Set exercise: From the entries that follow, pick out all lines holding "name".

Recorded data:
****

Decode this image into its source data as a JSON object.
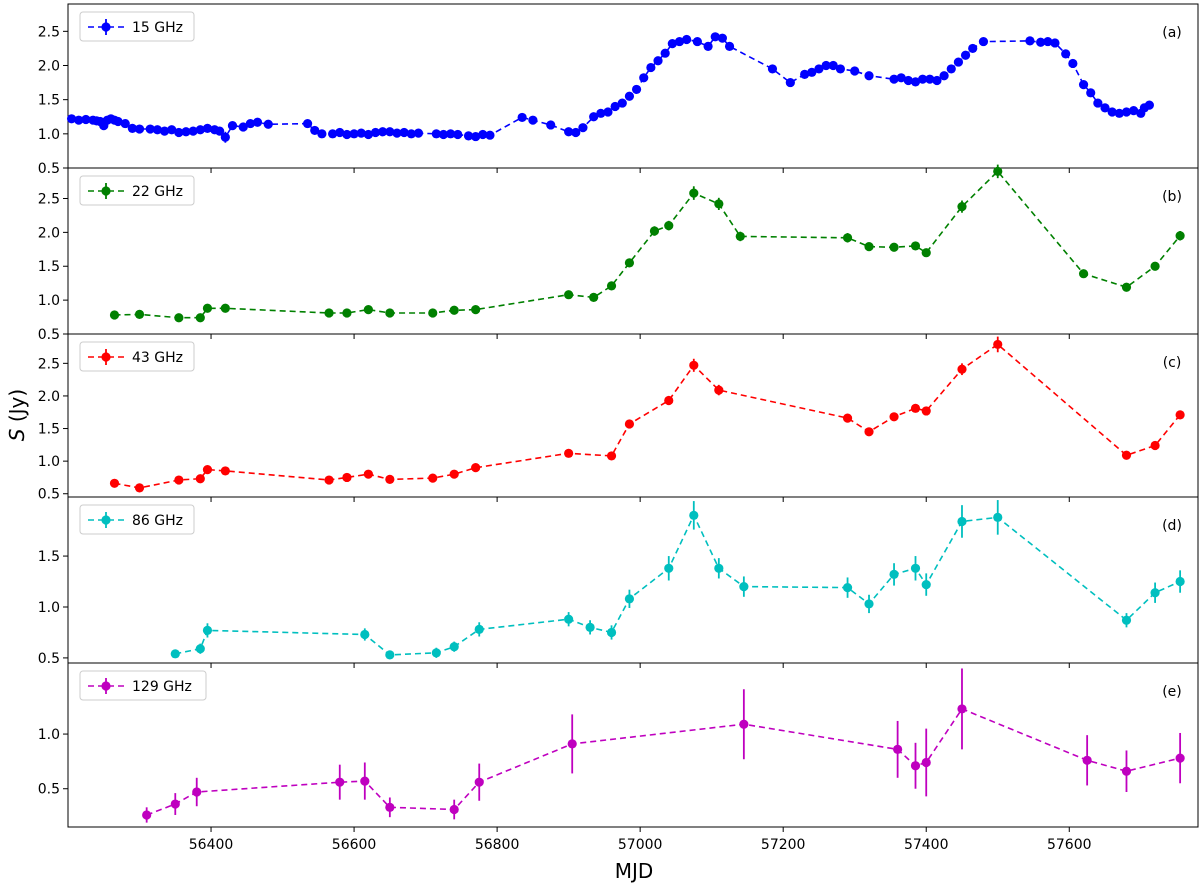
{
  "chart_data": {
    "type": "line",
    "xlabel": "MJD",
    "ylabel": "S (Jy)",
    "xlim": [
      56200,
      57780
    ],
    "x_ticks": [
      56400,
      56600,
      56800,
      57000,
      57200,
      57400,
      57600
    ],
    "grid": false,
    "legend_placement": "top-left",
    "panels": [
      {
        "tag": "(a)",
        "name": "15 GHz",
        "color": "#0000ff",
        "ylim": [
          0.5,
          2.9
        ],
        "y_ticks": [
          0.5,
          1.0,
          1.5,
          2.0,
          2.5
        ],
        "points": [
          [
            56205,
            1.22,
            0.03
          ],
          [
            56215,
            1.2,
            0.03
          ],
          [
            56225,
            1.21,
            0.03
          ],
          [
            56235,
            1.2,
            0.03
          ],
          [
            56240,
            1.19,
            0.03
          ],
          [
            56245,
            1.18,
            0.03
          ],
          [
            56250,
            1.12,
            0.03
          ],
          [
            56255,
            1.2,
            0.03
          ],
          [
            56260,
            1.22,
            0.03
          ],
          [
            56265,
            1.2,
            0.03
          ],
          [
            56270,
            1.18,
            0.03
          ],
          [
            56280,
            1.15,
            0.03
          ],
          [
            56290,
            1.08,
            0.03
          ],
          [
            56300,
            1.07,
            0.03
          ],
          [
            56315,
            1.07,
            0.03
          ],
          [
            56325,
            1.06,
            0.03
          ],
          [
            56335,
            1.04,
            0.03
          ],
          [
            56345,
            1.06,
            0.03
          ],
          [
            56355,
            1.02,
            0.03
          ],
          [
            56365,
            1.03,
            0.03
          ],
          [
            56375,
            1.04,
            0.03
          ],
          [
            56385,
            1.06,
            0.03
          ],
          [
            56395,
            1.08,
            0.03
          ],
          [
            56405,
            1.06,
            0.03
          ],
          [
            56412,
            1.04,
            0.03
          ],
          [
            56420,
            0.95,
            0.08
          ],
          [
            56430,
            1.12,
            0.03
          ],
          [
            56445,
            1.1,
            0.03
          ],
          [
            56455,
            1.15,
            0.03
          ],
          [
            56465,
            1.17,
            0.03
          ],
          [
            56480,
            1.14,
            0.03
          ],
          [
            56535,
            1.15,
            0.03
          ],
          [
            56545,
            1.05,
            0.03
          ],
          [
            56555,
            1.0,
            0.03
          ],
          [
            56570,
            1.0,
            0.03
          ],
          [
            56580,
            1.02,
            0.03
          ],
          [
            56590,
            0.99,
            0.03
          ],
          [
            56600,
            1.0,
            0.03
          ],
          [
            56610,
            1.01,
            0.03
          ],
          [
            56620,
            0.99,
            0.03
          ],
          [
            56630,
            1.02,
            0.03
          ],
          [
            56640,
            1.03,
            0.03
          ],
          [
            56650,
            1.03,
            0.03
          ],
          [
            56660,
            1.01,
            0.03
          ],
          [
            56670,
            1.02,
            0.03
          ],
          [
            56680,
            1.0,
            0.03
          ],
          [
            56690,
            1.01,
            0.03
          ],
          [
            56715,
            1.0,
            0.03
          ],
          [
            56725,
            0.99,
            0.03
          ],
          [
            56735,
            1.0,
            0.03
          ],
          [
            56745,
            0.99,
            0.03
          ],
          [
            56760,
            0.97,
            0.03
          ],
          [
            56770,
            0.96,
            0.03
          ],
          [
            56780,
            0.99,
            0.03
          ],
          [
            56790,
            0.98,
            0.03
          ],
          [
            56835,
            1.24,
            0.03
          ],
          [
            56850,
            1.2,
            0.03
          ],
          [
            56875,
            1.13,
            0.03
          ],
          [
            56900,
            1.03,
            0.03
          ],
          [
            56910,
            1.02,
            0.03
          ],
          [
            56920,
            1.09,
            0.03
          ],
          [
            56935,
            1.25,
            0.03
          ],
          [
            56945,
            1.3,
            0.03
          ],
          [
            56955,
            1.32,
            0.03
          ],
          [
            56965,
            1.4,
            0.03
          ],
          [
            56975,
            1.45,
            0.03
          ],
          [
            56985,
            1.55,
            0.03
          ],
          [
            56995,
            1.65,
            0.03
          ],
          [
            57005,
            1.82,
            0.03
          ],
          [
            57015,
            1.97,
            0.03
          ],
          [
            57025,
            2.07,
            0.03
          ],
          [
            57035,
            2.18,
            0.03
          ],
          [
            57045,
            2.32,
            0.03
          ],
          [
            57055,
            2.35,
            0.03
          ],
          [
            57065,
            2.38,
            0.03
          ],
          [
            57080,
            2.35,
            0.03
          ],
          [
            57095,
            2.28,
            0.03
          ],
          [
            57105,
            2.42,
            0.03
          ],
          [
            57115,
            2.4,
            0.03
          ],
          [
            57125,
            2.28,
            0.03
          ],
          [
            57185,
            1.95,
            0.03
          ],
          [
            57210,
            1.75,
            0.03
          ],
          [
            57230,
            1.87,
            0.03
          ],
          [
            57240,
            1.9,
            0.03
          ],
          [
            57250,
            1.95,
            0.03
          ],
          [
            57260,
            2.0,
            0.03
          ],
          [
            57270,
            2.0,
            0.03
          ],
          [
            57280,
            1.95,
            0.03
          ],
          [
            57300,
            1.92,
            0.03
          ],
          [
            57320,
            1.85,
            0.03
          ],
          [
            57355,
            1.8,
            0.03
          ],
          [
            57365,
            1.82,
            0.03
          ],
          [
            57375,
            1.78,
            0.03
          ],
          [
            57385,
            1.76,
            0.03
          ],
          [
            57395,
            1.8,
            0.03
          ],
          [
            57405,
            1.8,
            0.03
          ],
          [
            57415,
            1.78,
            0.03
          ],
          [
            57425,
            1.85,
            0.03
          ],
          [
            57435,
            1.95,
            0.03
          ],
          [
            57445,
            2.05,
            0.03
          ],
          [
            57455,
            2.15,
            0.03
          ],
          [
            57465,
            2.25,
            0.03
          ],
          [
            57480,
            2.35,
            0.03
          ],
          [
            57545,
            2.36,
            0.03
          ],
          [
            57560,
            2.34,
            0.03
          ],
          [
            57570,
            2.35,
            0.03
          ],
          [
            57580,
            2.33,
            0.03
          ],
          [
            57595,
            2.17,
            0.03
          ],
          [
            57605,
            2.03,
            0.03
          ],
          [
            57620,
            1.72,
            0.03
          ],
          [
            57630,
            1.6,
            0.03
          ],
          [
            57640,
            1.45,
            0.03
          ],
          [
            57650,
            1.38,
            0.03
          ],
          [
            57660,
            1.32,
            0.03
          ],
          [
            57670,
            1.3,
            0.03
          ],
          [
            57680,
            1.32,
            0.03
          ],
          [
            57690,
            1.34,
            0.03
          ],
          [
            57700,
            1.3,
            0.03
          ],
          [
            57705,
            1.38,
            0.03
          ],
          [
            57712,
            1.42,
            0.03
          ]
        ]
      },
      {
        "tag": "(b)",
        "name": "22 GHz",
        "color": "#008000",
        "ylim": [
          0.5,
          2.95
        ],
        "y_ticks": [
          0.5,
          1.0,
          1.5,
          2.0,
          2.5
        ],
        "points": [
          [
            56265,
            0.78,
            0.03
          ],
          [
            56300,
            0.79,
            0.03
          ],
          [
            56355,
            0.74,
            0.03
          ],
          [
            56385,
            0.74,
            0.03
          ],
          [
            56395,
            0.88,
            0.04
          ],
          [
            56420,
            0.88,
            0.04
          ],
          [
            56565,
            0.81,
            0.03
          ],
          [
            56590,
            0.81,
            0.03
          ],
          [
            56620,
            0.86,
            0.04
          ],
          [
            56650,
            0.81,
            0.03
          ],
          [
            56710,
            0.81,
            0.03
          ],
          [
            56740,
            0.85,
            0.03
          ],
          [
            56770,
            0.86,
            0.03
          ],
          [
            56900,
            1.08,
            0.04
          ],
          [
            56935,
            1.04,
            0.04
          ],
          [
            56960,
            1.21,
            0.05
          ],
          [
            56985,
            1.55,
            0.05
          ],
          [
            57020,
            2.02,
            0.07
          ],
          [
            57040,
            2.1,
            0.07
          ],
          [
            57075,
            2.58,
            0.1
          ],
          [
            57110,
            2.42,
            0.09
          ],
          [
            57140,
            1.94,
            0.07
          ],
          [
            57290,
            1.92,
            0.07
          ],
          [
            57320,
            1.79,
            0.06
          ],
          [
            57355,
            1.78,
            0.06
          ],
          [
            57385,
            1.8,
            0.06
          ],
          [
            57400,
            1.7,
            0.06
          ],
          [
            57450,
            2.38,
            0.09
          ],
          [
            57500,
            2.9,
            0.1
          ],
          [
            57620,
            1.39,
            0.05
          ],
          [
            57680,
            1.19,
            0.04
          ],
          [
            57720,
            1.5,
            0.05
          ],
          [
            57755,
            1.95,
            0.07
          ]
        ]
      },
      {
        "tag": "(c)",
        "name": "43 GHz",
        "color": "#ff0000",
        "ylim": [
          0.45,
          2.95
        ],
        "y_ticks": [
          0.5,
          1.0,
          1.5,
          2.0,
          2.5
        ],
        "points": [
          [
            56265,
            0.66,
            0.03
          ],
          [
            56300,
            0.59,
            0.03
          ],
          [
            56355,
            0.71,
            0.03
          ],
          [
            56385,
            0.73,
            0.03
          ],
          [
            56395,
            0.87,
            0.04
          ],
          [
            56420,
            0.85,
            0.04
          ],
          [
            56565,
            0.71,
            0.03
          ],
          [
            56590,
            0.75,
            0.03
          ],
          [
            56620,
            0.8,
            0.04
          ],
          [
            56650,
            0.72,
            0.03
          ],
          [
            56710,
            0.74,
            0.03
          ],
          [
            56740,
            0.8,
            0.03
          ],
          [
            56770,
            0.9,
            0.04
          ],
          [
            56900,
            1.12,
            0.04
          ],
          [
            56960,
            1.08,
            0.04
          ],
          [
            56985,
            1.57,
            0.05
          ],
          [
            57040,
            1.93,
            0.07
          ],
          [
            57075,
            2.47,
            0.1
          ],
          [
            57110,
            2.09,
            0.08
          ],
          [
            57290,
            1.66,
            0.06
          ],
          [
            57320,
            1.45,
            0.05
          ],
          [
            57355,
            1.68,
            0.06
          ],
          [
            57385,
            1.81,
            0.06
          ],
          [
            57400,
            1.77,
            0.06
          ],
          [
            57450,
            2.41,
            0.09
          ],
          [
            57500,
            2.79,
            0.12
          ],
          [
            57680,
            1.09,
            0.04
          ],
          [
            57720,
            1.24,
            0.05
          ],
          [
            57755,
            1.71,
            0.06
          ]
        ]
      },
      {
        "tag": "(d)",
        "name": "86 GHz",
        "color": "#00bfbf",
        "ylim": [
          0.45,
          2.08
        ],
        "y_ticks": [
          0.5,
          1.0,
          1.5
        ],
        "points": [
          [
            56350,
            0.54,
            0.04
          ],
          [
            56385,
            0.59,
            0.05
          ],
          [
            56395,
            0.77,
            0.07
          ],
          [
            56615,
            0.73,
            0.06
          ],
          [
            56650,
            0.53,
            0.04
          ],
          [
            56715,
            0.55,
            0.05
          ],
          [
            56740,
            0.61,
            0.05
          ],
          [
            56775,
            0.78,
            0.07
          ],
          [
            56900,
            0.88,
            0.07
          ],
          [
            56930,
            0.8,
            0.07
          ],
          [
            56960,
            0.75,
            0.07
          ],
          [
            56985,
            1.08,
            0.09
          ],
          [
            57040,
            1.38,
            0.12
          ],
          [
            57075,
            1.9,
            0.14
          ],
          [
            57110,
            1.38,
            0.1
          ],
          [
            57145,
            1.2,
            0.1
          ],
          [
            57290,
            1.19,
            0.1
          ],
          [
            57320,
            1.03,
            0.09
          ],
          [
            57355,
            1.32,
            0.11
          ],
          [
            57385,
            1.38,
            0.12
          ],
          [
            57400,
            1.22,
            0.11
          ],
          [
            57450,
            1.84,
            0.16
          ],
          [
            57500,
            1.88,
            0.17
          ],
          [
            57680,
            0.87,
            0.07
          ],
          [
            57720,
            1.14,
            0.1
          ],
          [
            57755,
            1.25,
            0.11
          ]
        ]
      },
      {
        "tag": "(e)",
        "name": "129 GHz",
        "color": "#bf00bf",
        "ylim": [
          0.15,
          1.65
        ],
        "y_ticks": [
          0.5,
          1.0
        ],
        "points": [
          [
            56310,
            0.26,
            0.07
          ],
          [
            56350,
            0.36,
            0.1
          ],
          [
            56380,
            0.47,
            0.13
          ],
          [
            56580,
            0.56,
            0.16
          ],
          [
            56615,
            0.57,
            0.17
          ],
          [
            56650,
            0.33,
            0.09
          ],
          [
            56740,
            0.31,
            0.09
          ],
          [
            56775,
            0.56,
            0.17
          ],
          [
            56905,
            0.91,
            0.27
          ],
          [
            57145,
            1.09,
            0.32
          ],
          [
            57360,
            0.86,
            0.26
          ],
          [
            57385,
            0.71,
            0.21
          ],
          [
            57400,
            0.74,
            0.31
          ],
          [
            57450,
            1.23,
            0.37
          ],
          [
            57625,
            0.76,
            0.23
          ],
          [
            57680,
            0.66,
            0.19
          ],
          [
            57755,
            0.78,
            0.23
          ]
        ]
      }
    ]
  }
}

****

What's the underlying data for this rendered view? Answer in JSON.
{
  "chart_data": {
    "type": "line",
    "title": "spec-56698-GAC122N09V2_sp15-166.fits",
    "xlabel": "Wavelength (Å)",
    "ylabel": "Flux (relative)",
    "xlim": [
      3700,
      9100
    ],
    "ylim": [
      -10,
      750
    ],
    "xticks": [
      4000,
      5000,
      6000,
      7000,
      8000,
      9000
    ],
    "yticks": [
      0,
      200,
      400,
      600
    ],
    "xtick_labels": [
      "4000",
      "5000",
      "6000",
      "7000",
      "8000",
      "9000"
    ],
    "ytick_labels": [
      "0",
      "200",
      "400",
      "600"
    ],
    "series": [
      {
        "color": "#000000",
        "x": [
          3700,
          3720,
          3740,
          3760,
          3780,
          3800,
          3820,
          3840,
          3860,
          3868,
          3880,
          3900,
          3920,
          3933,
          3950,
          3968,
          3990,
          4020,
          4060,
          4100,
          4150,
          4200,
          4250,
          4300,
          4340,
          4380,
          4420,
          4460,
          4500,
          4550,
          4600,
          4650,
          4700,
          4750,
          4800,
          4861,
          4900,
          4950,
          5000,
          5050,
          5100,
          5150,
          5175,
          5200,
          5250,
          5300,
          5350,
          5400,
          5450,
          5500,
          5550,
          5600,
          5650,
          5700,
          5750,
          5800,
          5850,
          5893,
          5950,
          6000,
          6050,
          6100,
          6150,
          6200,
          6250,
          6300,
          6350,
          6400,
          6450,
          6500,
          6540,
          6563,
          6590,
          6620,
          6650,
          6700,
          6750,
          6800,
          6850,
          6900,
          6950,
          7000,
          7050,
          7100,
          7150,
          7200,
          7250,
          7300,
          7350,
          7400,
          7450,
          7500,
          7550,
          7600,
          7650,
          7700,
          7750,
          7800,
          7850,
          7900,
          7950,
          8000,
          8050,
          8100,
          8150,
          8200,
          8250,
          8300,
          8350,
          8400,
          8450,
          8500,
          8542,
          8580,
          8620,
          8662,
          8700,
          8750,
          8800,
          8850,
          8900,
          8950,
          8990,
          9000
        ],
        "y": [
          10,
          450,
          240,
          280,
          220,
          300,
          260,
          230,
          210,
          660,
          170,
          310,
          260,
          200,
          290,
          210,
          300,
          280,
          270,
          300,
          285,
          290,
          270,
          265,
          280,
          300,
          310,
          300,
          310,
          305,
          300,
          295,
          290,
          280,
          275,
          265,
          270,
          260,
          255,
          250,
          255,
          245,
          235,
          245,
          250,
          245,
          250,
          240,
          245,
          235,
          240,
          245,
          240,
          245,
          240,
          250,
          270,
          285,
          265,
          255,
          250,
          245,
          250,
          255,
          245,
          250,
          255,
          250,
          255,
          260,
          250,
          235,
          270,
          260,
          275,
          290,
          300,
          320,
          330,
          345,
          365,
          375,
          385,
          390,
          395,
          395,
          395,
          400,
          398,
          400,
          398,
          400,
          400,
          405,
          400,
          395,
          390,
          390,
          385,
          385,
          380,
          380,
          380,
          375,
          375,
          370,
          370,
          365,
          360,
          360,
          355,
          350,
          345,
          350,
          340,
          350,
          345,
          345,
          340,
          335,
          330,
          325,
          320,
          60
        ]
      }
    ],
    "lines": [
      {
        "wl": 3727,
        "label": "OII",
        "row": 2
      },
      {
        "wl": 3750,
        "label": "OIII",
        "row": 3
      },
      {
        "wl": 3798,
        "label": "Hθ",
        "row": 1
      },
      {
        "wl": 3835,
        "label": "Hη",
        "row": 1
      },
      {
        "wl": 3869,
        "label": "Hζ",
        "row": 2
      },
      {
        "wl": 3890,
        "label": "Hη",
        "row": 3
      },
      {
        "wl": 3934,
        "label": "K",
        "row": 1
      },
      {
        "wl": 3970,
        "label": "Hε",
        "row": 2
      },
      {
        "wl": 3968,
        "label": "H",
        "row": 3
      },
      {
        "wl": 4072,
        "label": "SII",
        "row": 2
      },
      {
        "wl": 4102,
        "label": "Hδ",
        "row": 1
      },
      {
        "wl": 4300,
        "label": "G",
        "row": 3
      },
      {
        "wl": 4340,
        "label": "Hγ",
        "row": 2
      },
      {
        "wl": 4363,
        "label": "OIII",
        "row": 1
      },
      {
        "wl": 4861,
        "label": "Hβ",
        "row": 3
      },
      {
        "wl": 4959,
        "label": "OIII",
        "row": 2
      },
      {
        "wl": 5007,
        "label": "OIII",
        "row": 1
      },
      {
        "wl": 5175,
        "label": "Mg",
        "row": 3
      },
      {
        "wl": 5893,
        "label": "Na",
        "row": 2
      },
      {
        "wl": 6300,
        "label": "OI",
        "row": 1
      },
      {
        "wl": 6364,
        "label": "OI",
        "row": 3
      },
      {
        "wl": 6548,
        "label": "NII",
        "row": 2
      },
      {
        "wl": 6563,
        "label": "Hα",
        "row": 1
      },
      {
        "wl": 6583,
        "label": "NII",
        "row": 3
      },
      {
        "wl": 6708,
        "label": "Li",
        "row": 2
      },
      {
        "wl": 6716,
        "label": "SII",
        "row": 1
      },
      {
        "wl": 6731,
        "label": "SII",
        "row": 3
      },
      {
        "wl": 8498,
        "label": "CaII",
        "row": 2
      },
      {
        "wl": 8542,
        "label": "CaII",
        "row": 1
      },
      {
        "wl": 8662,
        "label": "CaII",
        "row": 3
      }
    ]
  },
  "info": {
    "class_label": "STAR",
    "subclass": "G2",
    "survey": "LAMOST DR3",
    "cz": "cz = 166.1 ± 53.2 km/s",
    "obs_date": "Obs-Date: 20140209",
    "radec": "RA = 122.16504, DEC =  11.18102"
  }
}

****

Response for this exercise:
        "name": "15 GHz",
        "name": "22 GHz",
        "name": "43 GHz",
        "name": "86 GHz",
        "name": "129 GHz",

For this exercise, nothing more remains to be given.